**Atividades propostas:**
- A) Responda, com base na análise do Orion Z:
(i) Por quantas semanas o aparelho foi testado?
(ii) Qual é a resolução da câmera principal?
(iii) Até quantas vezes de zoom a teleobjetiva mantém qualidade aceitável?
- B) Redija a continuação da análise do Orion Z a partir do ponto em que ela termina.

**Texto selecionado:**

————

Testamos o Smartphone Orion Z: câmera versátil e bateria duradoura
O Orion Z é a nova aposta da marca nacional no segmento intermediário premium, com câmera tripla assinada em parceria com um fabricante de óptica europeu e bateria de 5.500 mAh prometendo dois dias de uso moderado. Testamos o aparelho por quatro semanas para avaliar se ele cumpre o que promete nas duas principais frentes de marketing: fotografia e autonomia.
Câmera: versátil na luz, limitada no escuro
A câmera principal de 200 MP com abertura f/1.7 e OIS impressiona em condições de boa iluminação: fotos diurnas têm excelente nível de detalhe, processamento de cor natural (sem o oversaturation comum em concorrentes asiáticos) e foco automático rápido mesmo em cenas dinâmicas. O modo retrato é um dos melhores que testamos nessa faixa de preço, com separação de sujeito e desfoque de fundo convincentes.
A teleobjetiva de 5x periscópio surpreende positivamente — mantém qualidade aceitável até 10x de zoom, o que não é garantido em câmeras dessa faixa. A câmera ultra-wide de 12 MP é adequada para paisagens e arquitetura, sem os problemas de distorção de bordas que comprometem alguns concorrentes. O ponto fraco é a performance em baixa luz: em cenas noturnas sem modo noite ativado, o ruído é visível; com o modo noite, a qualidade melhora mas ainda fica atrás dos líderes da categoria.

————

**Dados fornecidos:**
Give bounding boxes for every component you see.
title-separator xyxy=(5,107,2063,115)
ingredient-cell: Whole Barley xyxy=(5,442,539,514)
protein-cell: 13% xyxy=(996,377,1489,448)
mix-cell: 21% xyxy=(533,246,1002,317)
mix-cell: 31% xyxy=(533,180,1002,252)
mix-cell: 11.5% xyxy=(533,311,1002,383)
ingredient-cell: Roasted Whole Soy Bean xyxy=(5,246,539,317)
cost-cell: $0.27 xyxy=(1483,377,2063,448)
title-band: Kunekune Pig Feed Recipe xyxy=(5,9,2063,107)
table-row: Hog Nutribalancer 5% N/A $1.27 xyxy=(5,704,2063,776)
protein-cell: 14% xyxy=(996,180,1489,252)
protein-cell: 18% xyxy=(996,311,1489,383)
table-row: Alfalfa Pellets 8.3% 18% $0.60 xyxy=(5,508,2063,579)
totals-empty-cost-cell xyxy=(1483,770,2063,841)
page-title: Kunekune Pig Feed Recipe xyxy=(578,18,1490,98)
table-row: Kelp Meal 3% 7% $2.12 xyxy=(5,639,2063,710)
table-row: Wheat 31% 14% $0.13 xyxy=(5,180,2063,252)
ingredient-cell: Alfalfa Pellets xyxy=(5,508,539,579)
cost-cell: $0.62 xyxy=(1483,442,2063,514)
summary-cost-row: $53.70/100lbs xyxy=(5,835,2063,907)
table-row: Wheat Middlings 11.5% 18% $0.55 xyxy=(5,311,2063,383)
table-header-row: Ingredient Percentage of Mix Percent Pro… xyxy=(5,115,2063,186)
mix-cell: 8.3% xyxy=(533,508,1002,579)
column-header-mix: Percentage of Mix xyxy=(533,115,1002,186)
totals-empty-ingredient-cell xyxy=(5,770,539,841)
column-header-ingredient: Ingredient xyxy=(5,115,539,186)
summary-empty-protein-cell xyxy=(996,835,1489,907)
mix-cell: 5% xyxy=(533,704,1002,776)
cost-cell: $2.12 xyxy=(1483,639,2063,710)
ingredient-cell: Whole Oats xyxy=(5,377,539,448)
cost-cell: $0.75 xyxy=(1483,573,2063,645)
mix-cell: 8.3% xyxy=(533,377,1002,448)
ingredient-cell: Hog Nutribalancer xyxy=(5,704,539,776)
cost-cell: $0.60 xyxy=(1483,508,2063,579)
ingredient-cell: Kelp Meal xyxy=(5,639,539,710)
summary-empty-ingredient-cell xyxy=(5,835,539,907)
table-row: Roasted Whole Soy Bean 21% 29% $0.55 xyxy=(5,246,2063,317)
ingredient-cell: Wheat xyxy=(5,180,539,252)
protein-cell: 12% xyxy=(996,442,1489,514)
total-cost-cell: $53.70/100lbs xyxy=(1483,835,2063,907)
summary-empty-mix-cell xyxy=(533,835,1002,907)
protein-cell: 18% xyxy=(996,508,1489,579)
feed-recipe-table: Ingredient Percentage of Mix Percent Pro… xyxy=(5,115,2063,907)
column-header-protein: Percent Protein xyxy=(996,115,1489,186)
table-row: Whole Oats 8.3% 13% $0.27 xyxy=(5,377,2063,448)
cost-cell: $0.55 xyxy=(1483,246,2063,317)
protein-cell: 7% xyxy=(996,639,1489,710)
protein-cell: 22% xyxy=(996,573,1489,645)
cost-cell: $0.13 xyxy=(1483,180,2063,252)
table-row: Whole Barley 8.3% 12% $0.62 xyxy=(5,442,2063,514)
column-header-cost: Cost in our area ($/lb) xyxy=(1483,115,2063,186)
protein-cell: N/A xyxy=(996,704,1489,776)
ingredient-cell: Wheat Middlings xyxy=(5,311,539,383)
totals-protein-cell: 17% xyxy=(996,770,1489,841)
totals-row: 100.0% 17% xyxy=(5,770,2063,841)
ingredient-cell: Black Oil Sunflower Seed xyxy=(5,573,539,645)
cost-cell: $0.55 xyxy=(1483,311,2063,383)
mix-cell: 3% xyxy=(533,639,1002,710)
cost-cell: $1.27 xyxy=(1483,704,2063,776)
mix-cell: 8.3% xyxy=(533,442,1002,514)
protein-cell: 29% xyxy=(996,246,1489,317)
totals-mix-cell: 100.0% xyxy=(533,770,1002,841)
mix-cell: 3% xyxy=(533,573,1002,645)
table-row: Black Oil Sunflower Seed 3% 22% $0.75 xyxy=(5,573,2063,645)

————

**Respostas esperadas:**
- A)
(i) Quatro semanas.
(ii) 200 MP.
(iii) Até 10x.

- B)
Bateria, desempenho geral e veredicto
A bateria de 5.500 mAh cumpriu a promessa de dois dias em uso moderado — navegação, redes sociais e algumas horas de streaming. Em uso intenso com câmera e jogos, cai para cerca de 18 horas. O chip Snapdragon 8 Gen 3 garante fluidez em qualquer aplicativo, sem aquecimento excessivo. A tela AMOLED de 6.7" com 120 Hz é brilhante e bem calibrada. O Orion Z entrega uma proposta coerente: câmera versátil, bateria generosa e desempenho sem surpresas, em um pacote que compete bem com importados de preço similar.